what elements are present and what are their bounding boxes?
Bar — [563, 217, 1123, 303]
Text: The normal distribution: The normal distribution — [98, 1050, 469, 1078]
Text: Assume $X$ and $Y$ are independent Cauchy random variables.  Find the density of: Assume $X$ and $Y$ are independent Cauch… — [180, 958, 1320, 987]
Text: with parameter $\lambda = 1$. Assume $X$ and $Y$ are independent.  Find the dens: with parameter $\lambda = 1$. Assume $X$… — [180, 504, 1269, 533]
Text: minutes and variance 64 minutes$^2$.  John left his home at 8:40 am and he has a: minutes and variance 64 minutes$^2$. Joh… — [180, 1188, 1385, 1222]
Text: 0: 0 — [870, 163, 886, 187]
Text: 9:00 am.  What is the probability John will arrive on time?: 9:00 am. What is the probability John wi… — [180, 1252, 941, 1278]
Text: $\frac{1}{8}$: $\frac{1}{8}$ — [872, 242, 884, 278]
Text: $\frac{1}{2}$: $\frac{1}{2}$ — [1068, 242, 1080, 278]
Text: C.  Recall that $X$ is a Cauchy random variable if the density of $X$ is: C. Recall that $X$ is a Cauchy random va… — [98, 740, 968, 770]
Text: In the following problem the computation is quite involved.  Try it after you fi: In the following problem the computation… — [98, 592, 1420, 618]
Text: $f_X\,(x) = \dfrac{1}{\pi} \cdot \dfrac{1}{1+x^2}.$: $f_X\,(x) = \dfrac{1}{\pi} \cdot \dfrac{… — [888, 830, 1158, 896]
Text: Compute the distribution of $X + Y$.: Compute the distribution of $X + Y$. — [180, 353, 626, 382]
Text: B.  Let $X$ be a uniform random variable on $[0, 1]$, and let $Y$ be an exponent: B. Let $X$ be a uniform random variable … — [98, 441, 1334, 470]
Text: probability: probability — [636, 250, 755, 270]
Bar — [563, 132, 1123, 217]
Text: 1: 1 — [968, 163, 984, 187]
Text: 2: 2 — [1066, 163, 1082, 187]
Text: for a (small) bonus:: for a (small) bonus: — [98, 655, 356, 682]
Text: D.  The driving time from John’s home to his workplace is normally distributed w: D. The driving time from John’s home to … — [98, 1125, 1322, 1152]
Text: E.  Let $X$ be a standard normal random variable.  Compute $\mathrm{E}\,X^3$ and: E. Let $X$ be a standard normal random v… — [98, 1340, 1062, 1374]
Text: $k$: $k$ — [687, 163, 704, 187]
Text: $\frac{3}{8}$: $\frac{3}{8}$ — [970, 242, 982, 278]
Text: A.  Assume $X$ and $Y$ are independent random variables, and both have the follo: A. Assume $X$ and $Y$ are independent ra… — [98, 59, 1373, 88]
··········
What the task requires
Arrange each line of the material above as a Markdown table with the columns Row and Entry. Number the rows in order and omit any blank lines.

Exercise solution
| Row | Entry |
|---|---|
| 1 | what elements are present and what are their bounding boxes? |
| 2 | Bar — [563, 217, 1123, 303] |
| 3 | Text: The normal distribution: The normal distribution — [98, 1050, 469, 1078] |
| 4 | Text: Assume $X$ and $Y$ are independent Cauchy random variables.  Find the density of: Assume $X$ and $Y$ are independent Cauch… — [180, 958, 1320, 987] |
| 5 | Text: with parameter $\lambda = 1$. Assume $X$ and $Y$ are independent.  Find the dens: with parameter $\lambda = 1$. Assume $X$… — [180, 504, 1269, 533] |
| 6 | Text: minutes and variance 64 minutes$^2$.  John left his home at 8:40 am and he has a: minutes and variance 64 minutes$^2$. Joh… — [180, 1188, 1385, 1222] |
| 7 | Text: 0: 0 — [870, 163, 886, 187] |
| 8 | Text: 9:00 am.  What is the probability John will arrive on time?: 9:00 am. What is the probability John wi… — [180, 1252, 941, 1278] |
| 9 | Text: $\frac{1}{8}$: $\frac{1}{8}$ — [872, 242, 884, 278] |
| 10 | Text: $\frac{1}{2}$: $\frac{1}{2}$ — [1068, 242, 1080, 278] |
| 11 | Text: C.  Recall that $X$ is a Cauchy random variable if the density of $X$ is: C. Recall that $X$ is a Cauchy random va… — [98, 740, 968, 770] |
| 12 | Text: In the following problem the computation is quite involved.  Try it after you fi: In the following problem the computation… — [98, 592, 1420, 618] |
| 13 | Text: $f_X\,(x) = \dfrac{1}{\pi} \cdot \dfrac{1}{1+x^2}.$: $f_X\,(x) = \dfrac{1}{\pi} \cdot \dfrac{… — [888, 830, 1158, 896] |
| 14 | Text: Compute the distribution of $X + Y$.: Compute the distribution of $X + Y$. — [180, 353, 626, 382] |
| 15 | Text: B.  Let $X$ be a uniform random variable on $[0, 1]$, and let $Y$ be an exponent: B. Let $X$ be a uniform random variable … — [98, 441, 1334, 470] |
| 16 | Text: probability: probability — [636, 250, 755, 270] |
| 17 | Bar — [563, 132, 1123, 217] |
| 18 | Text: 1: 1 — [968, 163, 984, 187] |
| 19 | Text: 2: 2 — [1066, 163, 1082, 187] |
| 20 | Text: for a (small) bonus:: for a (small) bonus: — [98, 655, 356, 682] |
| 21 | Text: D.  The driving time from John’s home to his workplace is normally distributed w: D. The driving time from John’s home to … — [98, 1125, 1322, 1152] |
| 22 | Text: E.  Let $X$ be a standard normal random variable.  Compute $\mathrm{E}\,X^3$ and: E. Let $X$ be a standard normal random v… — [98, 1340, 1062, 1374] |
| 23 | Text: $k$: $k$ — [687, 163, 704, 187] |
| 24 | Text: $\frac{3}{8}$: $\frac{3}{8}$ — [970, 242, 982, 278] |
| 25 | Text: A.  Assume $X$ and $Y$ are independent random variables, and both have the follo: A. Assume $X$ and $Y$ are independent ra… — [98, 59, 1373, 88] |